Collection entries
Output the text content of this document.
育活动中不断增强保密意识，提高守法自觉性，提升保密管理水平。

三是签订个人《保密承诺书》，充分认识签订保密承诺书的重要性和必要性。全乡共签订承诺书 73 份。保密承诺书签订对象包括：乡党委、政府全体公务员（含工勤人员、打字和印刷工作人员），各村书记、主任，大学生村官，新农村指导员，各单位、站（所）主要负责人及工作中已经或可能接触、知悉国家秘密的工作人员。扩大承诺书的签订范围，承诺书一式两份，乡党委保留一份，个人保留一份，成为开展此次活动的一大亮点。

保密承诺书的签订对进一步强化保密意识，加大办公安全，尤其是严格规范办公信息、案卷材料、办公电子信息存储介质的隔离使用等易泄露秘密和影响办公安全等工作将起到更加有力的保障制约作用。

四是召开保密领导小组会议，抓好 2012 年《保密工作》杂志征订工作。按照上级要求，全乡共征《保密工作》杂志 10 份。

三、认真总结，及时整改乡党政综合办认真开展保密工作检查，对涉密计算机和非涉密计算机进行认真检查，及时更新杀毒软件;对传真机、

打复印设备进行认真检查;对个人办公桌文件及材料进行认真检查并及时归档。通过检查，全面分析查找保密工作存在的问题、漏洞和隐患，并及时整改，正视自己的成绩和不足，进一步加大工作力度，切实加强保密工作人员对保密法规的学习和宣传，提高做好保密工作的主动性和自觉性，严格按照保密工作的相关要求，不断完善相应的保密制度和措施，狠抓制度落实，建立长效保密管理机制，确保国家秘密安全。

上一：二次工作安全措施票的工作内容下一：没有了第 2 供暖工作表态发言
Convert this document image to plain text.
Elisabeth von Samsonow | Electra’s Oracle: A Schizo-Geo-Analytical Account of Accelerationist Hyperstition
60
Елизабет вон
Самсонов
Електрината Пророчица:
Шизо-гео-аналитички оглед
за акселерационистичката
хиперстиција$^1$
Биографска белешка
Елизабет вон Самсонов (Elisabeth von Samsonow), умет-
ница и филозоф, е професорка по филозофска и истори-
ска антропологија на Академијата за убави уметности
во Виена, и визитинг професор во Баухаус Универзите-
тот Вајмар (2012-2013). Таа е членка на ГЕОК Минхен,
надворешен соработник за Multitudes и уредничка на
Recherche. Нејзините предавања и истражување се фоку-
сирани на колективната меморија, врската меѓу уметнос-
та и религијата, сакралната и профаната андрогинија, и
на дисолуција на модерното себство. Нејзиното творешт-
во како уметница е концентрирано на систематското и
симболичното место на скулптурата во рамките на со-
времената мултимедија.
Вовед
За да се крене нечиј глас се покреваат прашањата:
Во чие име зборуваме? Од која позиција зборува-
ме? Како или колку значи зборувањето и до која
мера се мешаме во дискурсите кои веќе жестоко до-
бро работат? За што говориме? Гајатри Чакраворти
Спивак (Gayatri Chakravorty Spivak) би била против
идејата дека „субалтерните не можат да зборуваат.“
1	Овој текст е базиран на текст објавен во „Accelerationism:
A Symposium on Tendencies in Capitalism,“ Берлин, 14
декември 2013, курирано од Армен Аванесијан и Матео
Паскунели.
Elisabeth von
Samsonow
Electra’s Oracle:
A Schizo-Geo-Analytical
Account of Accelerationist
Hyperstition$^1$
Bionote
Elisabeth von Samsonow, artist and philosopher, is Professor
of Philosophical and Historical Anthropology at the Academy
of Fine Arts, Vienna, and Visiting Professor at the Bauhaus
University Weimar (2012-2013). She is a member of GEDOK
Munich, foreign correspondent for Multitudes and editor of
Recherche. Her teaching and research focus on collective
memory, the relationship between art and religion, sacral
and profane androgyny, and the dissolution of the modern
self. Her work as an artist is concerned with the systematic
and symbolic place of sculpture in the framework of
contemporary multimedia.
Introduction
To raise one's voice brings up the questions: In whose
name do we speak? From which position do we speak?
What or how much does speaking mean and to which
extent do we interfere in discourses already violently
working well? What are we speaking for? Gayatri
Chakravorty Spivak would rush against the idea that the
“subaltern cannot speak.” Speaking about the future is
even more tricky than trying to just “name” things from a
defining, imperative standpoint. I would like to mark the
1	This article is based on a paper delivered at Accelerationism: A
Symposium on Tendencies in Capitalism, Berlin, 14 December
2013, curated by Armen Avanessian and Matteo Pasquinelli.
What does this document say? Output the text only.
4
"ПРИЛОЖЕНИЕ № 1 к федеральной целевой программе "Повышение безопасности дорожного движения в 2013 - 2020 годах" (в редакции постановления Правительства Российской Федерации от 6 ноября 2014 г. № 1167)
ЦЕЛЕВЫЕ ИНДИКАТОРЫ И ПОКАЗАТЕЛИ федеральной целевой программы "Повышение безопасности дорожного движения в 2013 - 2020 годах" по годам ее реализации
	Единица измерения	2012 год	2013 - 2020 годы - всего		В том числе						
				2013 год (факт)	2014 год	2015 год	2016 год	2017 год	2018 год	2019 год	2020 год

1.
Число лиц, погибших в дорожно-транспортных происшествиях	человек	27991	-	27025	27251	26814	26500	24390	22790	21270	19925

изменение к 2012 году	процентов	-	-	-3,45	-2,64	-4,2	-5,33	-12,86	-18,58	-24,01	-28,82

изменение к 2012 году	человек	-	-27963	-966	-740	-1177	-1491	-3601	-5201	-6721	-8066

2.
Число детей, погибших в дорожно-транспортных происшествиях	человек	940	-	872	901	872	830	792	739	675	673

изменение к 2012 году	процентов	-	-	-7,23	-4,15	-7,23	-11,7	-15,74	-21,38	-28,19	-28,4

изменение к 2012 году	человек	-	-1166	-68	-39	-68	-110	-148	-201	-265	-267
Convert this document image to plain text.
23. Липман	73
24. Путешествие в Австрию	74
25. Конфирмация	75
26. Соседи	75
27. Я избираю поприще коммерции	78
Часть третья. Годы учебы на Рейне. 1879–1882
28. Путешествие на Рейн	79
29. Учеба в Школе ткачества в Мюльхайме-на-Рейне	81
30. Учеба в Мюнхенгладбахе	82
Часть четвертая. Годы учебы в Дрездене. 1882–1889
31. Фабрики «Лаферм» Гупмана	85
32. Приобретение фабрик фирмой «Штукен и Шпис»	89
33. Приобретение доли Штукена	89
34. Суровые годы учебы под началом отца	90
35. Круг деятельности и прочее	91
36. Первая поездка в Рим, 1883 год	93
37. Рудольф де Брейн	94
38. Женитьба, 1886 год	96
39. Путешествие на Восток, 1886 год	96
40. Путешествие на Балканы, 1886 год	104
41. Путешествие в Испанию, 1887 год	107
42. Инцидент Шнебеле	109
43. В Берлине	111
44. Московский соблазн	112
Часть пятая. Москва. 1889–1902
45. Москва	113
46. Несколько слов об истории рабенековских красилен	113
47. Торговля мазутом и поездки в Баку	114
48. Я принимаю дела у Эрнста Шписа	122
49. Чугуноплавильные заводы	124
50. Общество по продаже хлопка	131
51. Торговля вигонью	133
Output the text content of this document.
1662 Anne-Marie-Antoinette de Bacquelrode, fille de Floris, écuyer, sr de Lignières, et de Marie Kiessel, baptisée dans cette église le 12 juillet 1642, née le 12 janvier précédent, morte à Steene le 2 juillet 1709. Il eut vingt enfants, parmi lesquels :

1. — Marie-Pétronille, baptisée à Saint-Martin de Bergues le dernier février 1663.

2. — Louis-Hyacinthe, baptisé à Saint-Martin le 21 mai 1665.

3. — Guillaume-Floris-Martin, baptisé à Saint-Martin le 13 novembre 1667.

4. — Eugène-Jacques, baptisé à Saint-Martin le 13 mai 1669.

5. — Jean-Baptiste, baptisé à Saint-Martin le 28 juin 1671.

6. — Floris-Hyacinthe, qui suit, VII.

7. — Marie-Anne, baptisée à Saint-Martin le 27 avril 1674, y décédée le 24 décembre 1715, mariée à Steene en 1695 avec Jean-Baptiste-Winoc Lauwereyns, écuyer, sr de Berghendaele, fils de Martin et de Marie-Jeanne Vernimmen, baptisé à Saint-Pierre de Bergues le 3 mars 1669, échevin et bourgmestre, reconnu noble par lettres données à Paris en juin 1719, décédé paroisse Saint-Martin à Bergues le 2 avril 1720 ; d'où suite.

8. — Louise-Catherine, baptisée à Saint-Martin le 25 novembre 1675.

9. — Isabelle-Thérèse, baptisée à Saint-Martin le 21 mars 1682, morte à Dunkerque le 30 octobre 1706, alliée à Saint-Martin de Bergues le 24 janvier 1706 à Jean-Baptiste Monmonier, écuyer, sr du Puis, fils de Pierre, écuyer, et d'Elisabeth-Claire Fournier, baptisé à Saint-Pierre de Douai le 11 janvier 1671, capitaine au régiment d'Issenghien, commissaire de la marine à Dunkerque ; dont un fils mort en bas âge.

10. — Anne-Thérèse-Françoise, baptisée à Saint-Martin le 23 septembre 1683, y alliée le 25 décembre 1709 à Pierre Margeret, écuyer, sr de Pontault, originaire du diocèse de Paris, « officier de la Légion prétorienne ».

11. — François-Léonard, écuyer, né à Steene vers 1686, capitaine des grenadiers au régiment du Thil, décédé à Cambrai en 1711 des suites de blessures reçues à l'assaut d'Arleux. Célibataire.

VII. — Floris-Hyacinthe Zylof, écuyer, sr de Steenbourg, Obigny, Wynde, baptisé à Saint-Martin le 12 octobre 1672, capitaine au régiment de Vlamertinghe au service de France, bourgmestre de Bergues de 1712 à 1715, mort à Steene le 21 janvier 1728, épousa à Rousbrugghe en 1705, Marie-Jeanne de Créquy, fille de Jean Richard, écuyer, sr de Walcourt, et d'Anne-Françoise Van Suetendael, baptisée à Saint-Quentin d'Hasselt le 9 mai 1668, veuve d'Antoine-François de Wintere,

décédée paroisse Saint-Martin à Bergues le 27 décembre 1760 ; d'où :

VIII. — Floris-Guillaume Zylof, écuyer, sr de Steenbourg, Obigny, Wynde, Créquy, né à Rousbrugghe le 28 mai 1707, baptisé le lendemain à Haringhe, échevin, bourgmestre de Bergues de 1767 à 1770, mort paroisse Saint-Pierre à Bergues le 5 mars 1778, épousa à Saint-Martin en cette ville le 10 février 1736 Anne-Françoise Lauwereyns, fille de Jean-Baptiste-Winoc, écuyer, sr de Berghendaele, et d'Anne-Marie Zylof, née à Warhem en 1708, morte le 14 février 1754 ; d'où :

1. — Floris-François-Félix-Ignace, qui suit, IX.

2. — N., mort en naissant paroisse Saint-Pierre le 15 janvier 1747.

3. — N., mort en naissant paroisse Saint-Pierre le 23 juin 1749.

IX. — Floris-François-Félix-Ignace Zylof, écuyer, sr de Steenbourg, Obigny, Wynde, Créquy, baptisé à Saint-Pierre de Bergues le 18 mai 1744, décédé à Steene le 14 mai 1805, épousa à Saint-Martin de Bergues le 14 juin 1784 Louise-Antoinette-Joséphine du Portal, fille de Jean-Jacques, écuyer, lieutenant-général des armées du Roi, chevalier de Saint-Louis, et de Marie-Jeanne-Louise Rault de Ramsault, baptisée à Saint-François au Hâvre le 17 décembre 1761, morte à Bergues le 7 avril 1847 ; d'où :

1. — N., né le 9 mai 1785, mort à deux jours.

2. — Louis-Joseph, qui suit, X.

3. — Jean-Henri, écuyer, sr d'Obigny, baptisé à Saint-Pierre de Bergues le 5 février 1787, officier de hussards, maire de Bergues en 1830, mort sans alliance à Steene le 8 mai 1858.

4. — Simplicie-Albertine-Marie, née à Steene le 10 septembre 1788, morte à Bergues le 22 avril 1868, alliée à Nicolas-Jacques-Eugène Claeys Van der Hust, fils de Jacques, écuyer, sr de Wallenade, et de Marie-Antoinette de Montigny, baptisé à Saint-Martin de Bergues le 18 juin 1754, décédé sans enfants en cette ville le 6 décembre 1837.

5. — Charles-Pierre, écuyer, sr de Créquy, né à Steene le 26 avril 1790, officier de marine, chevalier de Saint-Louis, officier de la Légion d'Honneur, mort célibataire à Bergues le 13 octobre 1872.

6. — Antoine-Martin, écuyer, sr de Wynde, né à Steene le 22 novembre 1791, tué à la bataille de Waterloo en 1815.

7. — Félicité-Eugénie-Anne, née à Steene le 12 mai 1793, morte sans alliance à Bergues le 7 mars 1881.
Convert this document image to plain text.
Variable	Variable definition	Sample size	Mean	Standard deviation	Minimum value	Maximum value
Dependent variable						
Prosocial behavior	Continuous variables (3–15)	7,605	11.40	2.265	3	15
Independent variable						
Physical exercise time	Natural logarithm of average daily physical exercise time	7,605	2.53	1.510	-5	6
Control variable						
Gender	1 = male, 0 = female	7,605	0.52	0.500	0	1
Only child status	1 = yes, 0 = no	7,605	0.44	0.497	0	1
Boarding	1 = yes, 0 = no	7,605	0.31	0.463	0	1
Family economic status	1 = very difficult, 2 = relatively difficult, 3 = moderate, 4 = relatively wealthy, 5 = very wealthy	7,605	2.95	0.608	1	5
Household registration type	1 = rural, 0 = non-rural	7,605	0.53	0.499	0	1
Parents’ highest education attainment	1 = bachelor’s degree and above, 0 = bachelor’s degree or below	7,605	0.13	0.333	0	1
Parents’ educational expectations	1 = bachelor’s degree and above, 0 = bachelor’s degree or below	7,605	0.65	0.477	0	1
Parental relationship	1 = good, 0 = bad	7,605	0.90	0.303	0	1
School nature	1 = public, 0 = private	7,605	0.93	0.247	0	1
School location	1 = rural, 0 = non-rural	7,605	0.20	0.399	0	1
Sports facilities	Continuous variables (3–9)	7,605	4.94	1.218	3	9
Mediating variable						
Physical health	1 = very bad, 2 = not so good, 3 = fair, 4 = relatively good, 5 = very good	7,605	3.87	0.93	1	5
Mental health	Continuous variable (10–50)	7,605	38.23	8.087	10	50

Task prompt: Find each line that has the word "Professor", then copy it out.

Exercise response:
Elisabeth von Samsonow, artist and philosopher, is Professor
of Fine Arts, Vienna, and Visiting Professor at the Bauhaus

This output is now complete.